# Brief
Repeat the lines verbatim, from the line with "Localize each UI" to the line with "y-tick-label: -2.00%: [83, 243, 133, 261]", both included.

── Supplied records ──

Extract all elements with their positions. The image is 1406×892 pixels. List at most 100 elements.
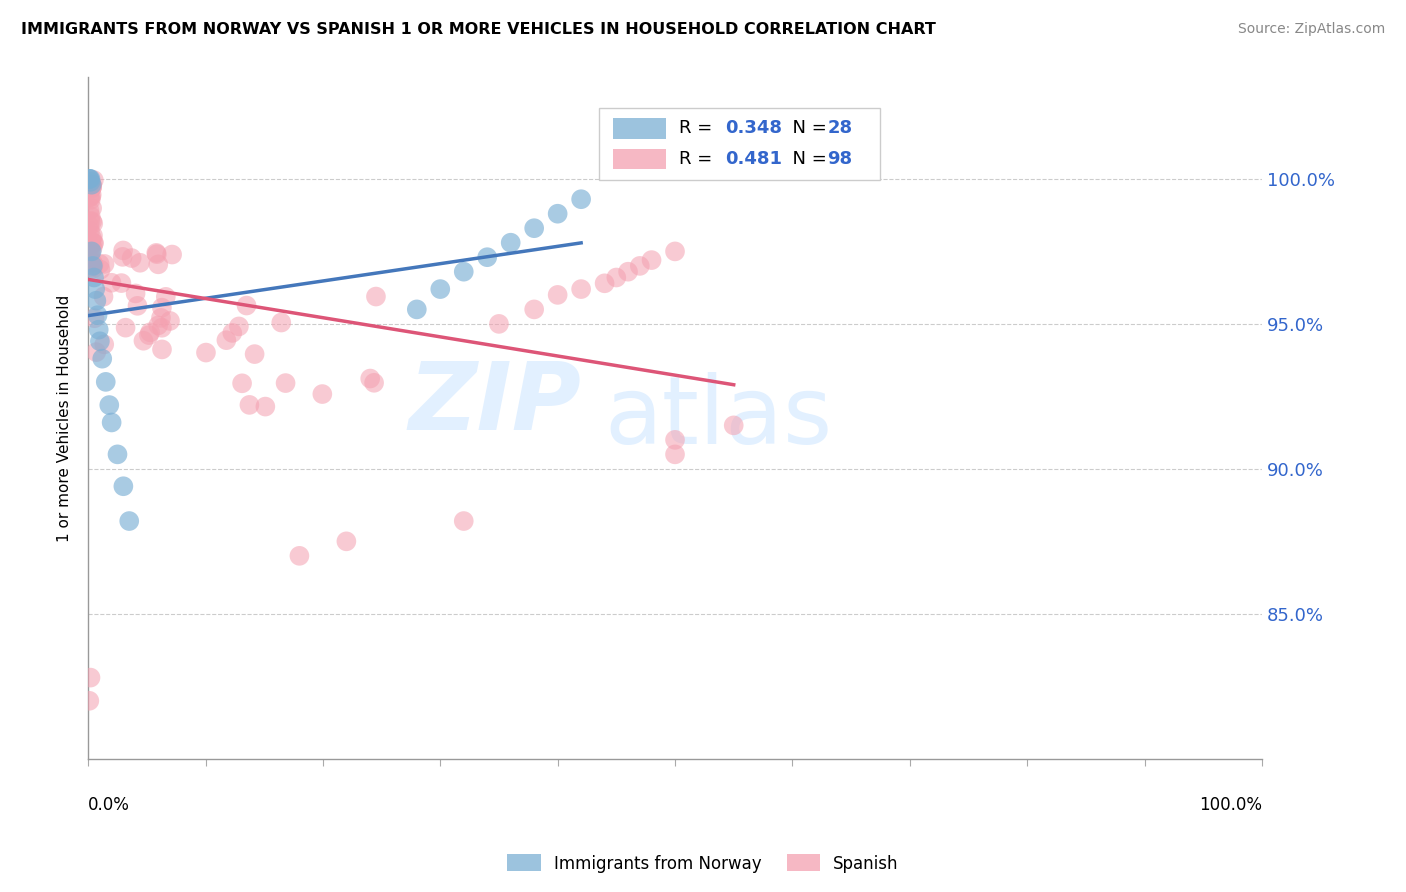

───
── Supplied records ──

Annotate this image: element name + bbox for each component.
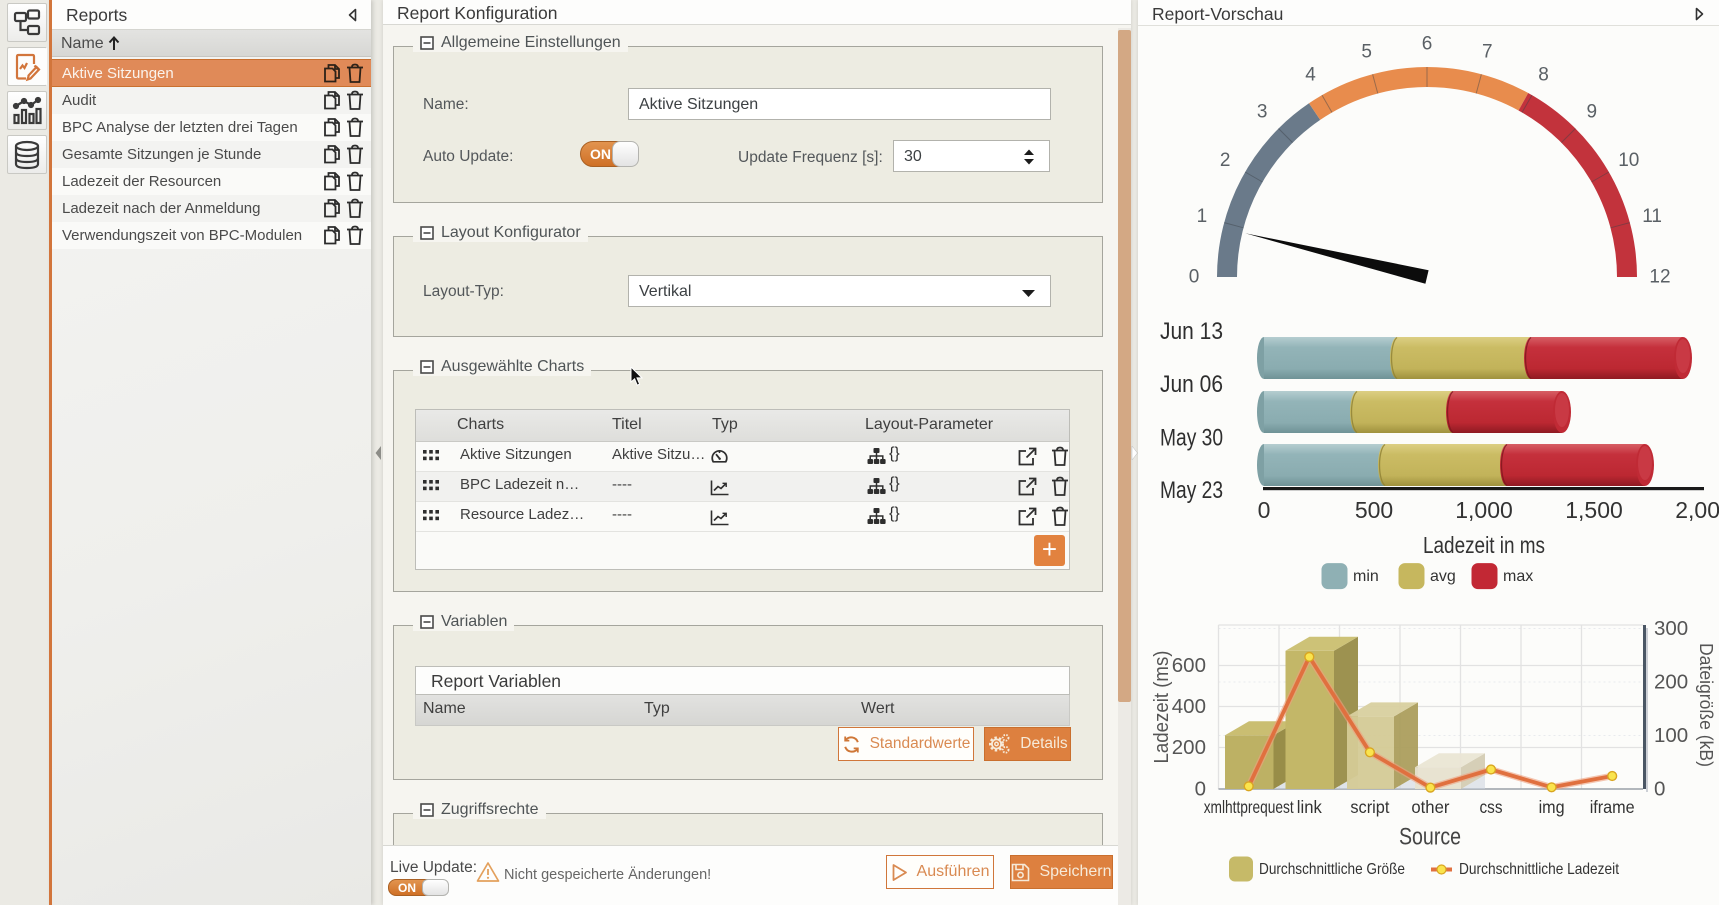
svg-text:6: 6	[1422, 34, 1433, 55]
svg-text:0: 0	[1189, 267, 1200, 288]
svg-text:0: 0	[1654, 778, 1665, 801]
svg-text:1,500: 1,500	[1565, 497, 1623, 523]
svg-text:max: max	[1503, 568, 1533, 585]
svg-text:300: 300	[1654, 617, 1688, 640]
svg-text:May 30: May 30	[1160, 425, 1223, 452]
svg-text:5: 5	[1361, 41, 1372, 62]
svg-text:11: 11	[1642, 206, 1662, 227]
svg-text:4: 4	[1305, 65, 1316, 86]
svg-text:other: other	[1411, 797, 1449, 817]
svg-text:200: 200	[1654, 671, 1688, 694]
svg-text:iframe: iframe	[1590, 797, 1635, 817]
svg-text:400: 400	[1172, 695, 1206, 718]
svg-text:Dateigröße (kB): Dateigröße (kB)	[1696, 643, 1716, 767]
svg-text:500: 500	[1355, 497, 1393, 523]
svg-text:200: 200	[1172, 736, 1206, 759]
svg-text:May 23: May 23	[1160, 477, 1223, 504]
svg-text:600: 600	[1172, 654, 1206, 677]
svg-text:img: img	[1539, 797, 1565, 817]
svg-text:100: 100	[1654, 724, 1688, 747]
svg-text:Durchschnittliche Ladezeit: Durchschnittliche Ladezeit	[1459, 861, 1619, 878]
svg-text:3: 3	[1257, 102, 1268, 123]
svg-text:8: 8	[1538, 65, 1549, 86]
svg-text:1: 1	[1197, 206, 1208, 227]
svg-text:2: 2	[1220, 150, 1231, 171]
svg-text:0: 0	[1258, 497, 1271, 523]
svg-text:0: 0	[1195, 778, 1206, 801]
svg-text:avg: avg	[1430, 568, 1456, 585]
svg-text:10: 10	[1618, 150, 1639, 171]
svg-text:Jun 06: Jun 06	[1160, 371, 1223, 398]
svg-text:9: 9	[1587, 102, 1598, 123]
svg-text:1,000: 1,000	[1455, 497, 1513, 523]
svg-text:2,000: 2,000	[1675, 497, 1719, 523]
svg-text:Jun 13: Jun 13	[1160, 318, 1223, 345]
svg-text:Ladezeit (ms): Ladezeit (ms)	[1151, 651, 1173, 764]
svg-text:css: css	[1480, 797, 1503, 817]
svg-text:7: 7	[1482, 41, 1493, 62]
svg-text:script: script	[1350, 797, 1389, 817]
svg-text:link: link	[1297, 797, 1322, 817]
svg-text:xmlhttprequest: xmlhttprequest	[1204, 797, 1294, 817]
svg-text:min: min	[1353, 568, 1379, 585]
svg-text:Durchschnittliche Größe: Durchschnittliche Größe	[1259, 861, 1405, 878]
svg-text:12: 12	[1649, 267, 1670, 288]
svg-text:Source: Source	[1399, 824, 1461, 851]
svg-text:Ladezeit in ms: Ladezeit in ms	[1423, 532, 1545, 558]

───
── Supplied records ──

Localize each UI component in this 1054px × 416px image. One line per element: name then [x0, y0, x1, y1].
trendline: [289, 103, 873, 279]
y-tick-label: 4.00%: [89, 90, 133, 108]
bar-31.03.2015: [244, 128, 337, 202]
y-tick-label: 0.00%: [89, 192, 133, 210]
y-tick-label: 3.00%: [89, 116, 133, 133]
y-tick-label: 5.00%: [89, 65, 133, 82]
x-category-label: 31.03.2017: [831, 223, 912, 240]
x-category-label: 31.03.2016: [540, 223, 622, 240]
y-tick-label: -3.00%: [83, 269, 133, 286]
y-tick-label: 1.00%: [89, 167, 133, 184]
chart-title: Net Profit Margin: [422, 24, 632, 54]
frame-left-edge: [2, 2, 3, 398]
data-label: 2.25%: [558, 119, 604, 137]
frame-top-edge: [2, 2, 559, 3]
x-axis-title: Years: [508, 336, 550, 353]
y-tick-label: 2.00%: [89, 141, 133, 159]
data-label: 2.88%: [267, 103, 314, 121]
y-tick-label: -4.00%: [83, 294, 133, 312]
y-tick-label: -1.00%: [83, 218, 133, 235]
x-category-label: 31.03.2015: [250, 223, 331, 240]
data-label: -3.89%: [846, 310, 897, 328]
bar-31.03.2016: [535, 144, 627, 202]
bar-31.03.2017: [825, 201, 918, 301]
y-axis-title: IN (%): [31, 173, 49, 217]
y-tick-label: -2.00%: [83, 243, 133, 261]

───

# Solved problem
Localize each UI component in this 1054px × 416px image. One line per element: name then [x0, y0, x1, y1].
trendline: [289, 103, 873, 279]
y-tick-label: 4.00%: [89, 90, 133, 108]
bar-31.03.2015: [244, 128, 337, 202]
y-tick-label: 0.00%: [89, 192, 133, 210]
y-tick-label: 3.00%: [89, 116, 133, 133]
y-tick-label: 5.00%: [89, 65, 133, 82]
x-category-label: 31.03.2017: [831, 223, 912, 240]
x-category-label: 31.03.2016: [540, 223, 622, 240]
y-tick-label: -3.00%: [83, 269, 133, 286]
y-tick-label: 1.00%: [89, 167, 133, 184]
chart-title: Net Profit Margin: [422, 24, 632, 54]
frame-left-edge: [2, 2, 3, 398]
data-label: 2.25%: [558, 119, 604, 137]
frame-top-edge: [2, 2, 559, 3]
x-axis-title: Years: [508, 336, 550, 353]
y-tick-label: 2.00%: [89, 141, 133, 159]
data-label: 2.88%: [267, 103, 314, 121]
y-tick-label: -4.00%: [83, 294, 133, 312]
y-tick-label: -1.00%: [83, 218, 133, 235]
x-category-label: 31.03.2015: [250, 223, 331, 240]
data-label: -3.89%: [846, 310, 897, 328]
bar-31.03.2016: [535, 144, 627, 202]
bar-31.03.2017: [825, 201, 918, 301]
y-axis-title: IN (%): [31, 173, 49, 217]
y-tick-label: -2.00%: [83, 243, 133, 261]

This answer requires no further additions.